EXCERPTED PASSAGE ->
+--

True love carries a different meaning in every relationship, whether that’s making each other laugh, similar interests, or thoughtful gestures. But a recent TikTok trend has got people talking about how peeling oranges could be the unexpected sign that you’re really in love.
Many TikTokers are discussing the concept of “orange peel theory,” which consists of small gestures which display unwavering affection and make your partner’s life easier. You might be wondering where the name comes from, and what fruit has to do with love. But consider this, if you enjoy the citrus taste of oranges but hate peeling them, then wouldn’t it be great if someone peeled that orange for you instead?
The theory suggests that if you ask your partner to peel an orange for you and they do it without questioning why, that’s a small act of service which displays their unwavering love and support. One person who was captivated by this theory is Kiersten Weed, 21, from Washington, D.C., who told Newsweek that these tiny gestures show “one of the deepest forms of love.”
Upon seeing the videos online, Weed was instantly reminded of the caring gestures that her boyfriend, Giuseppe Brown, 23, does for her. “Life can be tough sometimes and having a partner who wants to help make the little things better is such a special feeling,” she said.
The TikTok hashtag (#orangepeeltheory) has already generated over 38 million views, encouraging many people to reflect on their own relationships and consider what the concept means for them. The trend resonated so much with Weed that she also shared her own video explaining what Brown does for her, as she firmly believes that “it’s a good sign of a healthy relationship.”
The simple but significant gestures could be making a coffee first thing in the morning, or putting the kids to bed so you don’t have to—they’re things you could easily do yourself, but it’s deeply appreciated when someone does it for you.
“The point of the theory is the thought behind these actions, doing things for another person just because you love them, without even thinking about it. It does a great job of creating a powerful metaphor for how people show their love for another person,” Weed told Newsweek.

+--

TASK SET ->
1. According to the article on orange peel theory, how many views has the TikTok hashtag #orangepeeltheory generated?
2. Summarize the article on orange peel theory in two sentences.
This data comes from a separate source.

Document structure recognition data
+--

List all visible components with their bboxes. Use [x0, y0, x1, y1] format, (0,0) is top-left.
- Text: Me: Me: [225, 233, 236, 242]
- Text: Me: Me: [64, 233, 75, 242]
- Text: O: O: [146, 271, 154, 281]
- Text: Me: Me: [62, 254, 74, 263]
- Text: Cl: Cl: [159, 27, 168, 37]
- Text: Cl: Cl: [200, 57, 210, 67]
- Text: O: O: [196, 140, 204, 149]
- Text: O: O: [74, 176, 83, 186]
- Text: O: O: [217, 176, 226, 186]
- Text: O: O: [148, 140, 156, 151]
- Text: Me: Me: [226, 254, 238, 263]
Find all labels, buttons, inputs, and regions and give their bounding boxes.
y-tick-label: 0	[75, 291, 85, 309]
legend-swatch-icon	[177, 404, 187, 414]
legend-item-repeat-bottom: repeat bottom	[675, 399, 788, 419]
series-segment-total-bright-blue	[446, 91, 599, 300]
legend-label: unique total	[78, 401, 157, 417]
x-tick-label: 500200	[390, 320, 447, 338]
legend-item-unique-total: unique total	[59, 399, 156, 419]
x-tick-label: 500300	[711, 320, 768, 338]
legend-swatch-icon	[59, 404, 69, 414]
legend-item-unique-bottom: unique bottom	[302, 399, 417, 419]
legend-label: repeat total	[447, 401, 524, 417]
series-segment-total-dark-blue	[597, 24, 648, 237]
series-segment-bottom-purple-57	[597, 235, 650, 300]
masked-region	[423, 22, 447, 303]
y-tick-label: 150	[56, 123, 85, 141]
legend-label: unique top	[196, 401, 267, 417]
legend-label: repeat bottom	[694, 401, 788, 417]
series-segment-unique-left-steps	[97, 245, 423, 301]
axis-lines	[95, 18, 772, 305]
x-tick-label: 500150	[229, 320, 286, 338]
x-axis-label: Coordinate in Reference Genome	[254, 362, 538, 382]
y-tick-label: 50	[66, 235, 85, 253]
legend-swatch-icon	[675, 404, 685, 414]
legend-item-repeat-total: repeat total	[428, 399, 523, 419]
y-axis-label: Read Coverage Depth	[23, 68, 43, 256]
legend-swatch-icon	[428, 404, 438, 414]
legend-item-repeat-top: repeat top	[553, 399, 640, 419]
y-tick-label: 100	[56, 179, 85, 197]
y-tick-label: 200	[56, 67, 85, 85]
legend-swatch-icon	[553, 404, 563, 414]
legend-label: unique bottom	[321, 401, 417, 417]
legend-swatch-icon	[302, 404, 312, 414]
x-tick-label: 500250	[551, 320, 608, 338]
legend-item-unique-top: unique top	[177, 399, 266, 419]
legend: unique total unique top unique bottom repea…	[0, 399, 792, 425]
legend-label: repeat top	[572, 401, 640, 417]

+--

ANSWER SET ->
1. Over 38 million views.

2. Orange peel theory, a TikTok trend, holds that a partner who peels an orange for you without asking why is showing unwavering love through a small act of service that makes your life easier. Kiersten Weed, 21, told Newsweek that such gestures are one of the deepest forms of love and a good sign of a healthy relationship, and the trend's hashtag has generated over 38 million views.